■ DATA EXCERPTS:
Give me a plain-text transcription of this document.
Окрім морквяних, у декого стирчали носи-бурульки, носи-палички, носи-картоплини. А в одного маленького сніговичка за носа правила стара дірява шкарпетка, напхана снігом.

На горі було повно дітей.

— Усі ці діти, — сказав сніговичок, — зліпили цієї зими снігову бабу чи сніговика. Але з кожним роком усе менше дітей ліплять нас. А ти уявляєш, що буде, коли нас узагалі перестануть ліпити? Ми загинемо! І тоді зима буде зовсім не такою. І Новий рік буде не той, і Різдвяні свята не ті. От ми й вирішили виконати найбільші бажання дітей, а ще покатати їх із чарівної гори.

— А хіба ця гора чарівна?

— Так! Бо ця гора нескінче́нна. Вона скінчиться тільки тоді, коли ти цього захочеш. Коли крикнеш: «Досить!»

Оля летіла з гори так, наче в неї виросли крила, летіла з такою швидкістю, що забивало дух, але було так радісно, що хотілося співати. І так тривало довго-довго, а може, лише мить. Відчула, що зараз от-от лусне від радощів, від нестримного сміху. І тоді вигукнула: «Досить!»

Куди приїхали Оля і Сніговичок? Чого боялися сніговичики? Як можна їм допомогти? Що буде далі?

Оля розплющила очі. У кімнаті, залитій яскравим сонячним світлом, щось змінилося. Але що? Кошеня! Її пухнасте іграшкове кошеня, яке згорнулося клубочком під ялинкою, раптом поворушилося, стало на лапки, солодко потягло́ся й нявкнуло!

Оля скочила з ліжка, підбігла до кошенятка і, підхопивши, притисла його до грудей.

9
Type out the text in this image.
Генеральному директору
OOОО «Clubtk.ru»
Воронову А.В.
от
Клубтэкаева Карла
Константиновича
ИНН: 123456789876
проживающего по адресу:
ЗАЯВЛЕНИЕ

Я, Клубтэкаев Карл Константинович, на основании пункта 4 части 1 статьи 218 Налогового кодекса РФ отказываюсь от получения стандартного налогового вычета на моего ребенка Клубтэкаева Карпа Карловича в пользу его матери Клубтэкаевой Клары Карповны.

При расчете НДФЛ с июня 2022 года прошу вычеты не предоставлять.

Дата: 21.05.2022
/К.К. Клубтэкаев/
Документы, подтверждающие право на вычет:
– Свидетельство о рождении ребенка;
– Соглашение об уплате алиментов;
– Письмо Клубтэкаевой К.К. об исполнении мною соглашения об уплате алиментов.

■ YOUR INSTRUCTIONS: Extract all of the data shown above without alteration.

■ WRITTEN SOLUTION:
Give me a plain-text transcription of this document.
Окрім морквяних, у декого стирчали носи-бурульки, носи-палички, носи-картоплини. А в одного маленького сніговичка за носа правила стара дірява шкарпетка, напхана снігом.

На горі було повно дітей.

— Усі ці діти, — сказав сніговичок, — зліпили цієї зими снігову бабу чи сніговика. Але з кожним роком усе менше дітей ліплять нас. А ти уявляєш, що буде, коли нас узагалі перестануть ліпити? Ми загинемо! І тоді зима буде зовсім не такою. І Новий рік буде не той, і Різдвяні свята не ті. От ми й вирішили виконати найбільші бажання дітей, а ще покатати їх із чарівної гори.

— А хіба ця гора чарівна?

— Так! Бо ця гора нескінче́нна. Вона скінчиться тільки тоді, коли ти цього захочеш. Коли крикнеш: «Досить!»

Оля летіла з гори так, наче в неї виросли крила, летіла з такою швидкістю, що забивало дух, але було так радісно, що хотілося співати. І так тривало довго-довго, а може, лише мить. Відчула, що зараз от-от лусне від радощів, від нестримного сміху. І тоді вигукнула: «Досить!»

Куди приїхали Оля і Сніговичок? Чого боялися сніговичики? Як можна їм допомогти? Що буде далі?

Оля розплющила очі. У кімнаті, залитій яскравим сонячним світлом, щось змінилося. Але що? Кошеня! Її пухнасте іграшкове кошеня, яке згорнулося клубочком під ялинкою, раптом поворушилося, стало на лапки, солодко потягло́ся й нявкнуло!

Оля скочила з ліжка, підбігла до кошенятка і, підхопивши, притисла його до грудей.

9
Type out the text in this image.
Генеральному директору
OOОО «Clubtk.ru»
Воронову А.В.
от
Клубтэкаева Карла
Константиновича
ИНН: 123456789876
проживающего по адресу:
ЗАЯВЛЕНИЕ

Я, Клубтэкаев Карл Константинович, на основании пункта 4 части 1 статьи 218 Налогового кодекса РФ отказываюсь от получения стандартного налогового вычета на моего ребенка Клубтэкаева Карпа Карловича в пользу его матери Клубтэкаевой Клары Карповны.

При расчете НДФЛ с июня 2022 года прошу вычеты не предоставлять.

Дата: 21.05.2022
/К.К. Клубтэкаев/
Документы, подтверждающие право на вычет:
– Свидетельство о рождении ребенка;
– Соглашение об уплате алиментов;
– Письмо Клубтэкаевой К.К. об исполнении мною соглашения об уплате алиментов.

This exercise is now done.